Activity list:
1. Extract from the passage on BPD-related pathways the part that opens with the words containing "A PPI network" and closes with "associated pathophysiological processes.".
2. Summarize the passage on BPD-related pathways in two sentences.

Document excerpt:
• • • •
KEGG pathway analysis revealed key BPD-related pathways, including the MAPK signaling pathway, RAS signaling pathway, and extracellular matrix (ECM)-receptor interactions. These findings are consistent with the established pathophysiological mechanisms of cell proliferation, differentiation, apoptosis, and stress response. The MAPK signaling pathway plays an important role in mediating hyperoxia-induced lung injury (42). It has been demonstrated that exposure to 95% oxygen and H₂O₂ stress activates MAPK family members p38 and JNK, which in turn induce apoptosis and cell damage. Conversely, the specific inhibition of MAPK activation has been shown to improve cell survival (43). This study observed high miR-9-5p expression in the hyperoxia-induced injury cells, suggesting that it may promote BPD progression through pathways such as MAPK signaling. Moreover, the ACE-2/Ang(1–7)/Mas axis in the RAS is associated with acute lung injury, pulmonary hypertension, and pulmonary fibrosis (44). Studies indicate that ACE-2 expression is significantly reduced under hyperoxia (45), and the Mas receptor antagonist A779 can reverse the protective effect of ACE-2 (46,47). Hyperoxia caused high airflow restriction, increased pulmonary expression of the pro-fibrotic RAS pathway, and decreased expression of the pro-developmental in BPD mouse model (48,49). miR-9-5p promotes NF-κB activation in pancreatic cancer and endometriosis by targeting SIRT1, thereby enhancing inflammation and tumor progression, while in traumatic brain injury and systemic lupus erythematosus, it suppresses NF-κB signaling via PTCH1 or direct inhibition of NFKB1, alleviating neuroinflammation and immune dysfunction. This dual role highlights miR-9-5p as a versatile modulator of inflammation, with implications for diverse pathological contexts.

A PPI network analysis was conducted from the STRING database using 129 intersecting predicted target genes. This initiative aimed to gain insights into potential treatment strategies and biomarker discovery for BPD. Among all the nodes, GCH1 formed a major node, suggesting its significant regulatory role in the associated pathophysiological processes.
• • • •
Dataset entries:
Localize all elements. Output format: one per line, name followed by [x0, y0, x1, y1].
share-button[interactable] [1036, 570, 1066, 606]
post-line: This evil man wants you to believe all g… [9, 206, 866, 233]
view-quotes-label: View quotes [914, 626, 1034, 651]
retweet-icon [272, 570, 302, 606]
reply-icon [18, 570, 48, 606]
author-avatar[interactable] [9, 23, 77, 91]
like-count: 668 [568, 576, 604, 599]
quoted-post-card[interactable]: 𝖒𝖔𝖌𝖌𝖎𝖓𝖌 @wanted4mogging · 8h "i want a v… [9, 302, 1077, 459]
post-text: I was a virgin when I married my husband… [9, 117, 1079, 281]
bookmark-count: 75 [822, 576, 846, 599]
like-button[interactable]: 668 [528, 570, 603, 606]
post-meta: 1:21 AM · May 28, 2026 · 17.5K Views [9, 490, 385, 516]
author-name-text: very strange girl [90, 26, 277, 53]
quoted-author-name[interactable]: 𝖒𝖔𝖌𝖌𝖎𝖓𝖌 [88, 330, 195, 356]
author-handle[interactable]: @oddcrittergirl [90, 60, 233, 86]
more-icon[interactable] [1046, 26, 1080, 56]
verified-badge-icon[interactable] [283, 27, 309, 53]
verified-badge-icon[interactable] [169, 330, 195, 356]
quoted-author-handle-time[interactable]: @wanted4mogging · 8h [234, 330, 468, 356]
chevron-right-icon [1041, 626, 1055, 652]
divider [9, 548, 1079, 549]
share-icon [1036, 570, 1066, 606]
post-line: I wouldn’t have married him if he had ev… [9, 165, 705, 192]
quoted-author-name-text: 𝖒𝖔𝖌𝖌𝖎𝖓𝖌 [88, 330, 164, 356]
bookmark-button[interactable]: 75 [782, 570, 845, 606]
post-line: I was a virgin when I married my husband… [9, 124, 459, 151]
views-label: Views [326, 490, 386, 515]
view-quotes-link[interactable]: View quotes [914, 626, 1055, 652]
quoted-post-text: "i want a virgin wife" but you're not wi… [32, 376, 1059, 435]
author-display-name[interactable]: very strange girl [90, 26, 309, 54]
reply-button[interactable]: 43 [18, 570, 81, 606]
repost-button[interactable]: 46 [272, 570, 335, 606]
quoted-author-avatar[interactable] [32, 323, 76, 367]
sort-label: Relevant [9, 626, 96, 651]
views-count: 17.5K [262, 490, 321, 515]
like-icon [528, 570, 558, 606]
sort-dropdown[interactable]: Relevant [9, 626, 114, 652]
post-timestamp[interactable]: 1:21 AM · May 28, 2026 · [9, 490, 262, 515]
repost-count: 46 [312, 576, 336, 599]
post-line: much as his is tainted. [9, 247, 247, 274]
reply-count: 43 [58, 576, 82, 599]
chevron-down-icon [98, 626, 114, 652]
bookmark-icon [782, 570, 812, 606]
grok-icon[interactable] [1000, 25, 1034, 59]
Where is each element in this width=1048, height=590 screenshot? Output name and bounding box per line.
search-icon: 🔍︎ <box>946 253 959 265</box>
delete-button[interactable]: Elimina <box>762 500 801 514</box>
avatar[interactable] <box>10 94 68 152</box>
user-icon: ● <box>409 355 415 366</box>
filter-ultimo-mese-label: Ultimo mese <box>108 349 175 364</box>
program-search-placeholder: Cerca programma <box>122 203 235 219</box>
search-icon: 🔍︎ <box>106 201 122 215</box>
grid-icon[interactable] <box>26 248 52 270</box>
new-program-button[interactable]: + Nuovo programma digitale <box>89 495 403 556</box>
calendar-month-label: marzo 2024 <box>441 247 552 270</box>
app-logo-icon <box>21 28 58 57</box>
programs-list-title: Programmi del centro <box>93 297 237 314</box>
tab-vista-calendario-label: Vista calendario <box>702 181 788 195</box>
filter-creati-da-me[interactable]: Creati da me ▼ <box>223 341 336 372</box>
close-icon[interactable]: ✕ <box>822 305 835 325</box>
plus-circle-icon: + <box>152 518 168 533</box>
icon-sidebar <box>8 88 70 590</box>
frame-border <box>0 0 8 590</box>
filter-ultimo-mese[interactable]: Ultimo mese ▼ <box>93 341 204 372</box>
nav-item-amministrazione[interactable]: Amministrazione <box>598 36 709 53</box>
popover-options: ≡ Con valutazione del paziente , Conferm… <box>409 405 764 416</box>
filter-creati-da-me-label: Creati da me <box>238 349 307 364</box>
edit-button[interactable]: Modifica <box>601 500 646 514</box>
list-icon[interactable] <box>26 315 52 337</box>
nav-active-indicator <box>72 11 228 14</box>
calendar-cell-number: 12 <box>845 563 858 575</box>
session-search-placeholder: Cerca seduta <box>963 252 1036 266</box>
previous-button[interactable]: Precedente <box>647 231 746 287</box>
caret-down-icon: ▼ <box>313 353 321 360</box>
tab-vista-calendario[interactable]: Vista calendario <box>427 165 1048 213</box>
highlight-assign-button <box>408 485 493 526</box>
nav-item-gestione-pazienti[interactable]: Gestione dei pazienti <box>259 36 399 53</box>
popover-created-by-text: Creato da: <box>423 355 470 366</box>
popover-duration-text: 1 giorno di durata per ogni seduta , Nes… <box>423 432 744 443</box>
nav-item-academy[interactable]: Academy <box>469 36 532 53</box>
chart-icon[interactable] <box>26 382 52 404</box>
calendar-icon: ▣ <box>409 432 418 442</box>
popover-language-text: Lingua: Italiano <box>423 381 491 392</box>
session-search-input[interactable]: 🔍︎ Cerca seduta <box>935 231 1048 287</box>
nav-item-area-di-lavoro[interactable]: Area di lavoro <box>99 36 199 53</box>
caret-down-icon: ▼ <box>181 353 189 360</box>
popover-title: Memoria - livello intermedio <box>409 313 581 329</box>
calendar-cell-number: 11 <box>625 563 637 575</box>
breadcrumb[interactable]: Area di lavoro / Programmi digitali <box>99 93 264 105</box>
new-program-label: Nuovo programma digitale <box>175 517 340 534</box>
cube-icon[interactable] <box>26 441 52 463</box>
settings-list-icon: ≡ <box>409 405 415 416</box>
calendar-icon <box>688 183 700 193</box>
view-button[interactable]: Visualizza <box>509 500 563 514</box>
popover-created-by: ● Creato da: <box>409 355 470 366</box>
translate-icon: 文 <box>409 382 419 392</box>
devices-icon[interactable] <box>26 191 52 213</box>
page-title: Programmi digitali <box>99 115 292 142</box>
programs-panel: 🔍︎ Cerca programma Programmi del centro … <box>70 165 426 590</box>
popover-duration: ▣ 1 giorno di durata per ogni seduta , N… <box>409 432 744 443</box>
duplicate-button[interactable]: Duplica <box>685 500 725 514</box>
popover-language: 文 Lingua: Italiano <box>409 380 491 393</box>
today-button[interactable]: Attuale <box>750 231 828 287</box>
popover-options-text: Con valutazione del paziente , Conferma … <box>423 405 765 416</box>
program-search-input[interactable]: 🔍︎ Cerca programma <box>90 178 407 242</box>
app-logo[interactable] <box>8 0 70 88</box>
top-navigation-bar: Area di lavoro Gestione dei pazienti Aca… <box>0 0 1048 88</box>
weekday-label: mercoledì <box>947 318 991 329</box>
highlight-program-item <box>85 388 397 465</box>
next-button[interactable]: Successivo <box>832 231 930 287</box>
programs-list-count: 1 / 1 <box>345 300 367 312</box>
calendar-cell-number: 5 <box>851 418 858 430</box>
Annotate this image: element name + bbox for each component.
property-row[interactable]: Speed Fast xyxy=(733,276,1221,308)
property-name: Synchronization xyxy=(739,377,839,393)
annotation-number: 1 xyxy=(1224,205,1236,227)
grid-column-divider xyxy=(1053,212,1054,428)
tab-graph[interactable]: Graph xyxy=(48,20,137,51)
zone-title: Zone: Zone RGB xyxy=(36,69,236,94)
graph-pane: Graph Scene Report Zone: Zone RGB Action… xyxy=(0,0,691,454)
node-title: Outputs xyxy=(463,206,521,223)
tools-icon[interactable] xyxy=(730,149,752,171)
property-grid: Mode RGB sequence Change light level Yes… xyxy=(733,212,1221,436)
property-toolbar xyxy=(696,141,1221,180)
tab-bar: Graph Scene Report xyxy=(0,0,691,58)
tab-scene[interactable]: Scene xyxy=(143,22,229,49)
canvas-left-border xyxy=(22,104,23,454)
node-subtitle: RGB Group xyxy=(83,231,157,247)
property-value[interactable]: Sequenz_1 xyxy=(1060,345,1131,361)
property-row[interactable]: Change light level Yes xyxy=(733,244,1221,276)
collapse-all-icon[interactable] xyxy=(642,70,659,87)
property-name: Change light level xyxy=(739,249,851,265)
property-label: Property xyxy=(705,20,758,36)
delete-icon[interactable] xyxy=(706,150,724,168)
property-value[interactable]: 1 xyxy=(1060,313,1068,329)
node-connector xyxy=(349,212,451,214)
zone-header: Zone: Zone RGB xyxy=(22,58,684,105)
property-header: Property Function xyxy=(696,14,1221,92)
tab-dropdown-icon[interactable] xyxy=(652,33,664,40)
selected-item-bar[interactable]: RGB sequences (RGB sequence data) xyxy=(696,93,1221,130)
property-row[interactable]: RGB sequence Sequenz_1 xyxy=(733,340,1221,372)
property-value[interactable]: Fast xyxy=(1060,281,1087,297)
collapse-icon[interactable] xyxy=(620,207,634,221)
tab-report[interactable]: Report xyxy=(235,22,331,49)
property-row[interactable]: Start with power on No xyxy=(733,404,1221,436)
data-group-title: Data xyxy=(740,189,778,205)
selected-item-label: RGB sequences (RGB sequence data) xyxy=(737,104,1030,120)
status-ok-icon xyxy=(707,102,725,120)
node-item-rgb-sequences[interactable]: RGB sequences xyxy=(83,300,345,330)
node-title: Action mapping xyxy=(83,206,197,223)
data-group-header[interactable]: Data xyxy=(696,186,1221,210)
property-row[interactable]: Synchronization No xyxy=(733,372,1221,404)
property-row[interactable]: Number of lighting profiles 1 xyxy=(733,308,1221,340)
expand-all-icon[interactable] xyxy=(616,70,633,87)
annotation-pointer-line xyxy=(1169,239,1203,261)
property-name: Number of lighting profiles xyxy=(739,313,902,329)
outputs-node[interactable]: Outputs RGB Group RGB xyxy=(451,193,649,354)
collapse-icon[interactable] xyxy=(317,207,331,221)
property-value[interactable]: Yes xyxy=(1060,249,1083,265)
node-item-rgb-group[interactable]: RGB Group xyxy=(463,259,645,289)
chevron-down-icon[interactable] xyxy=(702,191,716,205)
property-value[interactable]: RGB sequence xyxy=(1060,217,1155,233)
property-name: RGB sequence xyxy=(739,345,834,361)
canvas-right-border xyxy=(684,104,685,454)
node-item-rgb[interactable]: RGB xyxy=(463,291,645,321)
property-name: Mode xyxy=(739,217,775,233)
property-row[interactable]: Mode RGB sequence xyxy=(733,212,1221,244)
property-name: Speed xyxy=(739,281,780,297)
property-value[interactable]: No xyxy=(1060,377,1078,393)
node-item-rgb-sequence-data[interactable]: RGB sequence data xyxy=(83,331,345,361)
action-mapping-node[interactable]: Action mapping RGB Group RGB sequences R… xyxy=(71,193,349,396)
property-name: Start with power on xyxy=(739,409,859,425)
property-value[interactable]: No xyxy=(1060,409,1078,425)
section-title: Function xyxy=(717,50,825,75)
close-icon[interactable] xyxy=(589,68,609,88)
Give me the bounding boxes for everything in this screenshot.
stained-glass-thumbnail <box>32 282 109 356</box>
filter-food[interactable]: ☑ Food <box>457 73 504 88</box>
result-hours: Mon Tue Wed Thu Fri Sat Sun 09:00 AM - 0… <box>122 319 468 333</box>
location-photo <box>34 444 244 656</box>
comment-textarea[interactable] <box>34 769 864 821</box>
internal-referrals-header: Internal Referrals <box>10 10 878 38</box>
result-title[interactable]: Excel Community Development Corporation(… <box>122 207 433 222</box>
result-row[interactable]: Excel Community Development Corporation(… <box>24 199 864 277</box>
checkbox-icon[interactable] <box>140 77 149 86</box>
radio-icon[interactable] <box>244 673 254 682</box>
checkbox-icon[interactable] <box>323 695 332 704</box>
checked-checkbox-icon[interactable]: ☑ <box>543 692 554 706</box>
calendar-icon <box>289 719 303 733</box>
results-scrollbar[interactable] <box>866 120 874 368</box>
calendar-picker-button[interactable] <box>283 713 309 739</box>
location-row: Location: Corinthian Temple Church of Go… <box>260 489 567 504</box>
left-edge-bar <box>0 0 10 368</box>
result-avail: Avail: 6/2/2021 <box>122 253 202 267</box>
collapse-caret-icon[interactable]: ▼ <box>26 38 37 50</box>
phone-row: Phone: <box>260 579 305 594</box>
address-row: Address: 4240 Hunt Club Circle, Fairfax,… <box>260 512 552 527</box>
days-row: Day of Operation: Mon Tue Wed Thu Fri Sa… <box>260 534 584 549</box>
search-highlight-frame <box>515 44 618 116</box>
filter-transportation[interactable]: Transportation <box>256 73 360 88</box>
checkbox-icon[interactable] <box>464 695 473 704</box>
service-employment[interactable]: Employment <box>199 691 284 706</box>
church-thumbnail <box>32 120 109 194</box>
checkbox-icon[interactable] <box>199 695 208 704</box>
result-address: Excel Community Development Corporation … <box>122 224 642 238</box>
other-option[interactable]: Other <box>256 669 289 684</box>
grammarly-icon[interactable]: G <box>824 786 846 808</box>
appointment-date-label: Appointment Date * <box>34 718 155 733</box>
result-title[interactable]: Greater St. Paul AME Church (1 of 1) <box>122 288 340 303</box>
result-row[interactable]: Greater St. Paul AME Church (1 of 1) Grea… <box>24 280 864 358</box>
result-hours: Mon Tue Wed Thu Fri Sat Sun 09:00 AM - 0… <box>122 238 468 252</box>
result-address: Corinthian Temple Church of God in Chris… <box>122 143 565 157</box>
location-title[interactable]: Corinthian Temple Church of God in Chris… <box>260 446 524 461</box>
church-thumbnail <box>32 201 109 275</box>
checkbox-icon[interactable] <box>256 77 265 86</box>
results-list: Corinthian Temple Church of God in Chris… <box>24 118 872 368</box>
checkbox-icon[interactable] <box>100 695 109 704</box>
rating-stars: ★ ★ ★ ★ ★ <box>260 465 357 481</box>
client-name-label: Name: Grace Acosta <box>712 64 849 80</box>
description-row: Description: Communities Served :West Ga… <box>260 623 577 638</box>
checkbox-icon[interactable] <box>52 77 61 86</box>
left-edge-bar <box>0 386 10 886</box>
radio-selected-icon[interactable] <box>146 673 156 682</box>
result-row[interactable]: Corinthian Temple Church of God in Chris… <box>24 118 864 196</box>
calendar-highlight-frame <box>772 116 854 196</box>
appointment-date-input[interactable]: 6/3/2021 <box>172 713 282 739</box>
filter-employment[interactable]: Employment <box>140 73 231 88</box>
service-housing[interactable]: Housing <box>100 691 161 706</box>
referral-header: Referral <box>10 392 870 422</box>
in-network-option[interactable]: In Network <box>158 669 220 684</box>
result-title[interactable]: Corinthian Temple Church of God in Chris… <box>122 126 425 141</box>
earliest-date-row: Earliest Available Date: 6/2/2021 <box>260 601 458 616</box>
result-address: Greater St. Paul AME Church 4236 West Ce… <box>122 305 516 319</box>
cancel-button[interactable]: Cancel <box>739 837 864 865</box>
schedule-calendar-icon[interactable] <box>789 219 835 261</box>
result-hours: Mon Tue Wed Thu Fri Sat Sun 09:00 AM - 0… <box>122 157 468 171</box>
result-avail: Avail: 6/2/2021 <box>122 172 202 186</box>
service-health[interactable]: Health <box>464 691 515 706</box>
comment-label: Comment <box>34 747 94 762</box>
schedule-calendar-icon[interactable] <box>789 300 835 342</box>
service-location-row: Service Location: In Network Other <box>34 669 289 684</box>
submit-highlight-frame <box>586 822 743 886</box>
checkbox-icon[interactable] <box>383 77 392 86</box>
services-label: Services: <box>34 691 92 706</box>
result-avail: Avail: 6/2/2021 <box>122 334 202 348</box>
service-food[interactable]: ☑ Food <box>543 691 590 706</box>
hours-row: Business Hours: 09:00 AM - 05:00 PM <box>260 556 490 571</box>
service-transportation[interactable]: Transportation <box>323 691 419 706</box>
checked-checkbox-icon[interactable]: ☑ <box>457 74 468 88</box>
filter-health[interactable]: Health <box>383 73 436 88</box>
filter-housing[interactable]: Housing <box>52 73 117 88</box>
• • • •
Task responses:
1.
A PPI network analysis was conducted from the STRING database using 129 intersecting predicted target genes. This initiative aimed to gain insights into potential treatment strategies and biomarker discovery for BPD. Among all the nodes, GCH1 formed a major node, suggesting its significant regulatory role in the associated pathophysiological processes.

2. KEGG pathway analysis identified key BPD-related pathways, including MAPK signaling, RAS signaling, and ECM-receptor interactions, and high miR-9-5p expression in hyperoxia-induced injury cells suggested that it may promote BPD progression through pathways such as MAPK signaling. A PPI network built in the STRING database from 129 intersecting predicted target genes showed GCH1 as a major node, suggesting a significant regulatory role.